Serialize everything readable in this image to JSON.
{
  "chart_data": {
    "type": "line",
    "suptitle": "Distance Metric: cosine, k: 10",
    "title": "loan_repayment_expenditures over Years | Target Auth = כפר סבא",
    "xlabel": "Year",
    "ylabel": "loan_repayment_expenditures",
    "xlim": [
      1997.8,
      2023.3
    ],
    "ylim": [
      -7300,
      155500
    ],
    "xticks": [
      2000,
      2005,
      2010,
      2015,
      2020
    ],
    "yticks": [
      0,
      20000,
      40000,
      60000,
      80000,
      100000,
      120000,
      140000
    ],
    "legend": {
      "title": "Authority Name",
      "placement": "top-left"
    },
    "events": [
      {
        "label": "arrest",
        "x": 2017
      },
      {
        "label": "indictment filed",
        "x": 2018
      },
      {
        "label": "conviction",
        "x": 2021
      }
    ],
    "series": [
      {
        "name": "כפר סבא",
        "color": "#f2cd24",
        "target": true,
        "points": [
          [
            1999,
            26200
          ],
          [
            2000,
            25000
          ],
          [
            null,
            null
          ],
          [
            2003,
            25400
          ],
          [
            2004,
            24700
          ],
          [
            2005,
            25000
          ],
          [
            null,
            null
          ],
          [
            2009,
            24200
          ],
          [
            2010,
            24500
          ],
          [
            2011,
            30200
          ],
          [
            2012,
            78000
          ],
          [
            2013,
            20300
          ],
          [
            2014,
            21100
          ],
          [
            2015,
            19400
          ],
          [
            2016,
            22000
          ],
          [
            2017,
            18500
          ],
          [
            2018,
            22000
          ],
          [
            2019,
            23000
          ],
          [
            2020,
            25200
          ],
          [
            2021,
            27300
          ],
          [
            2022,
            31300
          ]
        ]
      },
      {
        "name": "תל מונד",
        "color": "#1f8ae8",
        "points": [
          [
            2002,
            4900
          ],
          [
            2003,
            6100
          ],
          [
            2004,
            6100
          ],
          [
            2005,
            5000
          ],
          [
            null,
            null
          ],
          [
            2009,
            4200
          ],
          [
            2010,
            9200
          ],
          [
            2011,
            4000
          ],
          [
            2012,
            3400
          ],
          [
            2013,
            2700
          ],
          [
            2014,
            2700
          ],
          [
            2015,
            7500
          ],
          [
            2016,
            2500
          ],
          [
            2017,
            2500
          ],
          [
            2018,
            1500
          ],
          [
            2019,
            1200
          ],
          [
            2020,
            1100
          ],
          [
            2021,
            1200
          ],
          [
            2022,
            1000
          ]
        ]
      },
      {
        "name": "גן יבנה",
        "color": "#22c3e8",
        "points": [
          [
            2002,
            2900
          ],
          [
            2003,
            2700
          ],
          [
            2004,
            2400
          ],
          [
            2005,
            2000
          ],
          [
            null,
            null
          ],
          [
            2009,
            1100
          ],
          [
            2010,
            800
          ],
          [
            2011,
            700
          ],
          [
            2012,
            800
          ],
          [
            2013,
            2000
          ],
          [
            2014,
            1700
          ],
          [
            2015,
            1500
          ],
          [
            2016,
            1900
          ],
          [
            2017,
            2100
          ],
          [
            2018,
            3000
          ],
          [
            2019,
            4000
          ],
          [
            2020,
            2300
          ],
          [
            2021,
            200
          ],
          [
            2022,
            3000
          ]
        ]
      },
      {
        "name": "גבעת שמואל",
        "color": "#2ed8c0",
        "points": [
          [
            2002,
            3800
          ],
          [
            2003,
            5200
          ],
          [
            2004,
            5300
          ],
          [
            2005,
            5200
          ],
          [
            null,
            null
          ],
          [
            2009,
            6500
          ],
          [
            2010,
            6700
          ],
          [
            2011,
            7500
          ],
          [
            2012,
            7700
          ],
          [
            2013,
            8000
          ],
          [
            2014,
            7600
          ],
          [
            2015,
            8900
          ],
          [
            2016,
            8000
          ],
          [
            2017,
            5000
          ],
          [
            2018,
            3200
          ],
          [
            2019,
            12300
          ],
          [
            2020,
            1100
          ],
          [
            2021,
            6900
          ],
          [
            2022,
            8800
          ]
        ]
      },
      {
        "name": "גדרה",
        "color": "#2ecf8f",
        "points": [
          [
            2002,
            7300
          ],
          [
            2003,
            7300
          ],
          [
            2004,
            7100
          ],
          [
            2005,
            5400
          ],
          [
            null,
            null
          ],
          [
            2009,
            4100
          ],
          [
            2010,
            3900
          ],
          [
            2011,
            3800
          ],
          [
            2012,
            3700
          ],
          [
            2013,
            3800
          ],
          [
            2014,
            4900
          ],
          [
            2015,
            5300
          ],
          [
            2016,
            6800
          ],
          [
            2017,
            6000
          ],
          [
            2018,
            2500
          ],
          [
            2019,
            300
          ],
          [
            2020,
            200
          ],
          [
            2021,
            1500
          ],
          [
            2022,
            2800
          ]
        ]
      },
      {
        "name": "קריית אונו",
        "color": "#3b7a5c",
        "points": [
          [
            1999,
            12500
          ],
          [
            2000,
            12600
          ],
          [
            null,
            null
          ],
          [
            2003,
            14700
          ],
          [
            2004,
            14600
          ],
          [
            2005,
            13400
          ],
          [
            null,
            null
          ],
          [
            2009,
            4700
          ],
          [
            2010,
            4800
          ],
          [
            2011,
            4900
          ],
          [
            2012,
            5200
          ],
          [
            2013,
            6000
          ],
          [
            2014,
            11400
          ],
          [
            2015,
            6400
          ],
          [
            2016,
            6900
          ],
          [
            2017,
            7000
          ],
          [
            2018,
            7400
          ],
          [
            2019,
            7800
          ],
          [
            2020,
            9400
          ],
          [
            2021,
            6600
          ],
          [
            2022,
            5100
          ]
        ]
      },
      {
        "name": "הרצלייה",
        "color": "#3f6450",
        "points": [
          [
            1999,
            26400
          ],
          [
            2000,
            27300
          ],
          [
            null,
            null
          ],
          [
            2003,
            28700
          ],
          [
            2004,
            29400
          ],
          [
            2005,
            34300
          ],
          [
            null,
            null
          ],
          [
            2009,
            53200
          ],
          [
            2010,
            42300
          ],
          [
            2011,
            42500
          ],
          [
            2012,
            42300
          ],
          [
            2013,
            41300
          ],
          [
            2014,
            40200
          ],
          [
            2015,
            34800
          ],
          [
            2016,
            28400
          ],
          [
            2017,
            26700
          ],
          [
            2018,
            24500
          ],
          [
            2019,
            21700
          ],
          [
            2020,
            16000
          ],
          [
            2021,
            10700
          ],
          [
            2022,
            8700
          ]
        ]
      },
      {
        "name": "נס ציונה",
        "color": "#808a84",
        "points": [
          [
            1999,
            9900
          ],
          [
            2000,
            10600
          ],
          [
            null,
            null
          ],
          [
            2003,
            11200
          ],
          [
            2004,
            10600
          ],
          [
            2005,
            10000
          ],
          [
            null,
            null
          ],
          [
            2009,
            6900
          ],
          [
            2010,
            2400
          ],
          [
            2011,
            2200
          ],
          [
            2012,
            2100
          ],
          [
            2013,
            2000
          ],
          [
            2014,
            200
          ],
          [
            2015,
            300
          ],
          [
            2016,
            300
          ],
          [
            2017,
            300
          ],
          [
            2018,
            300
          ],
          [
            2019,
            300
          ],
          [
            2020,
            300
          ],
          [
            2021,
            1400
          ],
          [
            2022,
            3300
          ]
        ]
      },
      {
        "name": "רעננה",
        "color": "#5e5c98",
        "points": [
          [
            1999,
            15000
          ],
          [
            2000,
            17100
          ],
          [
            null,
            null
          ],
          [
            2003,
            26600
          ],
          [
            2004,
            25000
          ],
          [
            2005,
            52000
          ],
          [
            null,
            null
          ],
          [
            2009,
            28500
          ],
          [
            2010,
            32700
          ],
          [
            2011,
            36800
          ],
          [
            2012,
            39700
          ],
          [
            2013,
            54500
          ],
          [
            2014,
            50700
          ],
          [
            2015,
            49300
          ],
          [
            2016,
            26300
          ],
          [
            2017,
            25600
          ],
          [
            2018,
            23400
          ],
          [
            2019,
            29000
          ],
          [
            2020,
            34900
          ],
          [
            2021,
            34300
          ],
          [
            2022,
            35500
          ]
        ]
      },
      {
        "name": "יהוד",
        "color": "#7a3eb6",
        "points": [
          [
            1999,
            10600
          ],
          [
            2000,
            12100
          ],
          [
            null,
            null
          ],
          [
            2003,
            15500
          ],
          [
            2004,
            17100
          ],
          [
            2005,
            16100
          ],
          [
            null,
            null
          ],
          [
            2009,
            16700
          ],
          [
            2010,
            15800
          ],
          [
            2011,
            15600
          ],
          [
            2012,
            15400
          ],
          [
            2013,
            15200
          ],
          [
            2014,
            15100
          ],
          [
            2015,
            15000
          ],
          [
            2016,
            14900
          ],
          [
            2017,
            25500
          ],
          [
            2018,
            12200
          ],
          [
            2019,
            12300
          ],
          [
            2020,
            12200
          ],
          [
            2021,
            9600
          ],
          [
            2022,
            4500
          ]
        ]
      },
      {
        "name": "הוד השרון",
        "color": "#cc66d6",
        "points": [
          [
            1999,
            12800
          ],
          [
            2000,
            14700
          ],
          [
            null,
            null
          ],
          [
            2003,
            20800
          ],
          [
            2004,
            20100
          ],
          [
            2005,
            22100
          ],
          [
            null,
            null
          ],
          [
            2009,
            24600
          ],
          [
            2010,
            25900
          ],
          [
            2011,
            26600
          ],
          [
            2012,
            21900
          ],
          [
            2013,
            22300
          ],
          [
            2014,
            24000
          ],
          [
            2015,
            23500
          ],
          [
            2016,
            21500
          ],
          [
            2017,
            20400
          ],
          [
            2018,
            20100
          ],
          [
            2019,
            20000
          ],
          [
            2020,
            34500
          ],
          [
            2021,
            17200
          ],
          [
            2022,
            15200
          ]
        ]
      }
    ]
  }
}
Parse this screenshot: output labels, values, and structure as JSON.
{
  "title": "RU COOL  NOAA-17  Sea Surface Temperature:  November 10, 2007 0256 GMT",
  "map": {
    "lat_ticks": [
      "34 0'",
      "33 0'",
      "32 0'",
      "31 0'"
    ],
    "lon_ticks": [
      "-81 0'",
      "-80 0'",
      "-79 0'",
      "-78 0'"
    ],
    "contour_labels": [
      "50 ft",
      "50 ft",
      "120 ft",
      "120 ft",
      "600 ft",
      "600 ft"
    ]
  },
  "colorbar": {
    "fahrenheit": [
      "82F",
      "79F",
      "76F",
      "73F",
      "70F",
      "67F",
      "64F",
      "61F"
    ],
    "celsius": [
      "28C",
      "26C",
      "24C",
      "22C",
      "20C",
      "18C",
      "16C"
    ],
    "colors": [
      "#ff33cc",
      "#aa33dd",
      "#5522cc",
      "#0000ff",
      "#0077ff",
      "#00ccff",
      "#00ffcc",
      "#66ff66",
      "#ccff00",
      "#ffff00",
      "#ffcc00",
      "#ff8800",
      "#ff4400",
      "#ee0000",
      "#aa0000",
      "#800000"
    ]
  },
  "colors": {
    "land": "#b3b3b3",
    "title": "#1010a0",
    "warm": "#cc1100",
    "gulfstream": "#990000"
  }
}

**Exercise goal:** Look through the entries above; copy every line holding the string "this".

**Exercise solution:**
Serialize everything readable in this image to JSON.
Parse this screenshot: output labels, values, and structure as JSON.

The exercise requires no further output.